Pick out each line containing the string "Name" and copy it.
◇ ◇ ◇ ◇
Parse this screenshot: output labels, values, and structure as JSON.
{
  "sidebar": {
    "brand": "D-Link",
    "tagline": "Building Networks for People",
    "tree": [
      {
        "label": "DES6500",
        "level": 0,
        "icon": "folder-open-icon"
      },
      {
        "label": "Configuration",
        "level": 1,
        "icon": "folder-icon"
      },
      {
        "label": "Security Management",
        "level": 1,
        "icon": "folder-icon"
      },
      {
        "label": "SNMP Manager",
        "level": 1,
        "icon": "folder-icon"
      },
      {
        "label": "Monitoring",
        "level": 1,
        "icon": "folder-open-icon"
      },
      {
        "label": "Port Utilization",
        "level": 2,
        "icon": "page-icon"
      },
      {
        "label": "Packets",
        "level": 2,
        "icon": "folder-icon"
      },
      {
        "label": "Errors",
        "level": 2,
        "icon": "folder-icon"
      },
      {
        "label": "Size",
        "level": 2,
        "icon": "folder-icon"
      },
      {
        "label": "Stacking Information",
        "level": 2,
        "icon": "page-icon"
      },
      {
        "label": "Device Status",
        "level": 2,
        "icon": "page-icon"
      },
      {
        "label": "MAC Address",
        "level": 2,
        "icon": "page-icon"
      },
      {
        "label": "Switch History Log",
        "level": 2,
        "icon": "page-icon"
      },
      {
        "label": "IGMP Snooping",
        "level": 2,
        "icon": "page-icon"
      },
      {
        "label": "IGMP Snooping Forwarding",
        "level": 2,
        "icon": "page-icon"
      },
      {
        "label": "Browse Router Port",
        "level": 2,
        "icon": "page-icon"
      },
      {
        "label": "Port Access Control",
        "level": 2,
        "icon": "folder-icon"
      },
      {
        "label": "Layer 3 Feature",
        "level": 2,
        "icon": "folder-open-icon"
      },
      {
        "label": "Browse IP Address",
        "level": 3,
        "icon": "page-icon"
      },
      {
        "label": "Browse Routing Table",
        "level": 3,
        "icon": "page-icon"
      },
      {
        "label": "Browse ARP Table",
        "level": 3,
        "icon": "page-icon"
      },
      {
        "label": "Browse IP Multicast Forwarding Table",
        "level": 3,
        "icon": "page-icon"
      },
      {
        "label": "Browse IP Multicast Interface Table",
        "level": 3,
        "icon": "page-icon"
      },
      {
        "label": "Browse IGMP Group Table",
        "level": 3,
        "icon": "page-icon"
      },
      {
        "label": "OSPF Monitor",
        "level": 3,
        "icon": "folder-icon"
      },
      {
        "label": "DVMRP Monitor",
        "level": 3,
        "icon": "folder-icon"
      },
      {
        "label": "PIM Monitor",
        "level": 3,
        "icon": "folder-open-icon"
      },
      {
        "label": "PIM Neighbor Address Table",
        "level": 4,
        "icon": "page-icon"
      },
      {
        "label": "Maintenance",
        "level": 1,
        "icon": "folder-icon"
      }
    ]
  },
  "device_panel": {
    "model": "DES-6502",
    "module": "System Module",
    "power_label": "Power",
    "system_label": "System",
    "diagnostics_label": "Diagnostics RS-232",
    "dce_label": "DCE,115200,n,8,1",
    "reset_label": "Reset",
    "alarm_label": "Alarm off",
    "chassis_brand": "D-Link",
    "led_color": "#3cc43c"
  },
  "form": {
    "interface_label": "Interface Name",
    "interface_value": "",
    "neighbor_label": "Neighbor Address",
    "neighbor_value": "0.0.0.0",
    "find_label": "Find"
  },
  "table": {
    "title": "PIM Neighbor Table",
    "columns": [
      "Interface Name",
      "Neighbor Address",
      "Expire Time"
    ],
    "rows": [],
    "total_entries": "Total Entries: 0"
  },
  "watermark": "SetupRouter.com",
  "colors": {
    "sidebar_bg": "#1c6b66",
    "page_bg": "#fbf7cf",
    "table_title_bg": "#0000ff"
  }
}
◇ ◇ ◇ ◇
- _Answer in full_:
    "interface_label": "Interface Name",
      "Interface Name",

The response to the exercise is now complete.